» Task input
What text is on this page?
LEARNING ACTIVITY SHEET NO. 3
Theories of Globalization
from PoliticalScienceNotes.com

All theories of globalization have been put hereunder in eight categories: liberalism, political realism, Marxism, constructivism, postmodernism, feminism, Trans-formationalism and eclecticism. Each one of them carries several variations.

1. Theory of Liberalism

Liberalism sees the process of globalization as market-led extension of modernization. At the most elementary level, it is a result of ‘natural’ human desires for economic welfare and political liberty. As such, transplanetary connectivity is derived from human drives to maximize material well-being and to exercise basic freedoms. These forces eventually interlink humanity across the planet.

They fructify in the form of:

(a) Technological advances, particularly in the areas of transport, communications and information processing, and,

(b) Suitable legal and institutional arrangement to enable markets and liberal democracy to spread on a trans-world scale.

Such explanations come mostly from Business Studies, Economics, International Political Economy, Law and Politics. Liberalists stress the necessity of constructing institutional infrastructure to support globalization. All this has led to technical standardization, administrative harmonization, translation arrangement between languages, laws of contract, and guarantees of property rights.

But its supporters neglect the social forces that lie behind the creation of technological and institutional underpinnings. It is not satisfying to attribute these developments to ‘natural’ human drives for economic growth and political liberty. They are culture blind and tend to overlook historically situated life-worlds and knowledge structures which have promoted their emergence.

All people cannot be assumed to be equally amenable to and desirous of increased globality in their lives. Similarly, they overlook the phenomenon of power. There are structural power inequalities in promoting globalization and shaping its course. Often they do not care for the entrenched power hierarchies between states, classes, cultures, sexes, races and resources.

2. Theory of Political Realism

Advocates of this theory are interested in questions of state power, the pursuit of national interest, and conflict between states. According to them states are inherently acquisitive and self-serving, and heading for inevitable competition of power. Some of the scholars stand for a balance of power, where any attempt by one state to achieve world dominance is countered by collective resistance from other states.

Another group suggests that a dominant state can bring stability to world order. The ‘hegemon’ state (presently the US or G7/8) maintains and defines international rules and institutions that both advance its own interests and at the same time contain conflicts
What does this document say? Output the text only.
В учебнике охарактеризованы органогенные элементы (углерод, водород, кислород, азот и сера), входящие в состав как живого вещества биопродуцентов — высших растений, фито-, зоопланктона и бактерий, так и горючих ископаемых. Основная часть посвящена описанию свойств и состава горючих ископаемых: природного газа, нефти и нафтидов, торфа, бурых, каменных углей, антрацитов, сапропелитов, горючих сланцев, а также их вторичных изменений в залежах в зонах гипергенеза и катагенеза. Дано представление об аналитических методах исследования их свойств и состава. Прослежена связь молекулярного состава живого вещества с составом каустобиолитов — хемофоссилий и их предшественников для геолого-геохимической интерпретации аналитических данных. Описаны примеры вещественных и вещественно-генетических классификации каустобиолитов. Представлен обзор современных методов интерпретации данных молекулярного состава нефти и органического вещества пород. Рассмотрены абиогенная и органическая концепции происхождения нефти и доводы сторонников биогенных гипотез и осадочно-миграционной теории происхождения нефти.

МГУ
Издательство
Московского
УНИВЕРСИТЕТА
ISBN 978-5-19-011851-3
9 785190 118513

» Task goal
Collect each line of the entries that has the word "text", copying it in full.

» Output below
What text is on this page?
What does this document say? Output the text only.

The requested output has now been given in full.